#### Records for the task ####

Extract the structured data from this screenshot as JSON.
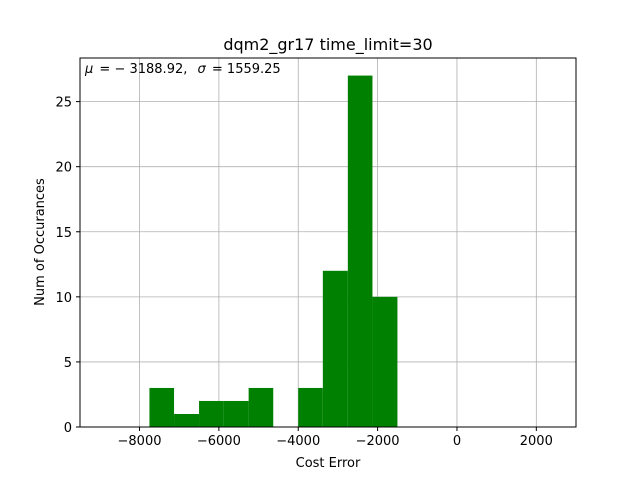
{
  "chart_data": {
    "type": "bar",
    "title": "dqm2_gr17 time_limit=30",
    "annotation": "μ = − 3188.92,  σ = 1559.25",
    "annotation_mu_label": "μ",
    "annotation_mu_value": "= − 3188.92,",
    "annotation_sigma_label": "σ",
    "annotation_sigma_value": "= 1559.25",
    "xlabel": "Cost Error",
    "ylabel": "Num of Occurances",
    "xlim": [
      -9500,
      3000
    ],
    "ylim": [
      0,
      28.35
    ],
    "grid": true,
    "bar_color": "#008000",
    "xticks": [
      -8000,
      -6000,
      -4000,
      -2000,
      0,
      2000
    ],
    "xtick_labels": [
      "−8000",
      "−6000",
      "−4000",
      "−2000",
      "0",
      "2000"
    ],
    "yticks": [
      0,
      5,
      10,
      15,
      20,
      25
    ],
    "ytick_labels": [
      "0",
      "5",
      "10",
      "15",
      "20",
      "25"
    ],
    "bins": [
      {
        "x0": -7750,
        "x1": -7130,
        "count": 3
      },
      {
        "x0": -7130,
        "x1": -6500,
        "count": 1
      },
      {
        "x0": -6500,
        "x1": -5880,
        "count": 2
      },
      {
        "x0": -5880,
        "x1": -5250,
        "count": 2
      },
      {
        "x0": -5250,
        "x1": -4630,
        "count": 3
      },
      {
        "x0": -4630,
        "x1": -4000,
        "count": 0
      },
      {
        "x0": -4000,
        "x1": -3380,
        "count": 3
      },
      {
        "x0": -3380,
        "x1": -2750,
        "count": 12
      },
      {
        "x0": -2750,
        "x1": -2130,
        "count": 27
      },
      {
        "x0": -2130,
        "x1": -1500,
        "count": 10
      }
    ]
  }
}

####

## Exercise requirements
Output the records above exactly; leave out the pictures.

## Exercise answer
Extract the structured data from this screenshot as JSON.
{
  "chart_data": {
    "type": "bar",
    "title": "dqm2_gr17 time_limit=30",
    "annotation": "μ = − 3188.92,  σ = 1559.25",
    "annotation_mu_label": "μ",
    "annotation_mu_value": "= − 3188.92,",
    "annotation_sigma_label": "σ",
    "annotation_sigma_value": "= 1559.25",
    "xlabel": "Cost Error",
    "ylabel": "Num of Occurances",
    "xlim": [
      -9500,
      3000
    ],
    "ylim": [
      0,
      28.35
    ],
    "grid": true,
    "bar_color": "#008000",
    "xticks": [
      -8000,
      -6000,
      -4000,
      -2000,
      0,
      2000
    ],
    "xtick_labels": [
      "−8000",
      "−6000",
      "−4000",
      "−2000",
      "0",
      "2000"
    ],
    "yticks": [
      0,
      5,
      10,
      15,
      20,
      25
    ],
    "ytick_labels": [
      "0",
      "5",
      "10",
      "15",
      "20",
      "25"
    ],
    "bins": [
      {
        "x0": -7750,
        "x1": -7130,
        "count": 3
      },
      {
        "x0": -7130,
        "x1": -6500,
        "count": 1
      },
      {
        "x0": -6500,
        "x1": -5880,
        "count": 2
      },
      {
        "x0": -5880,
        "x1": -5250,
        "count": 2
      },
      {
        "x0": -5250,
        "x1": -4630,
        "count": 3
      },
      {
        "x0": -4630,
        "x1": -4000,
        "count": 0
      },
      {
        "x0": -4000,
        "x1": -3380,
        "count": 3
      },
      {
        "x0": -3380,
        "x1": -2750,
        "count": 12
      },
      {
        "x0": -2750,
        "x1": -2130,
        "count": 27
      },
      {
        "x0": -2130,
        "x1": -1500,
        "count": 10
      }
    ]
  }
}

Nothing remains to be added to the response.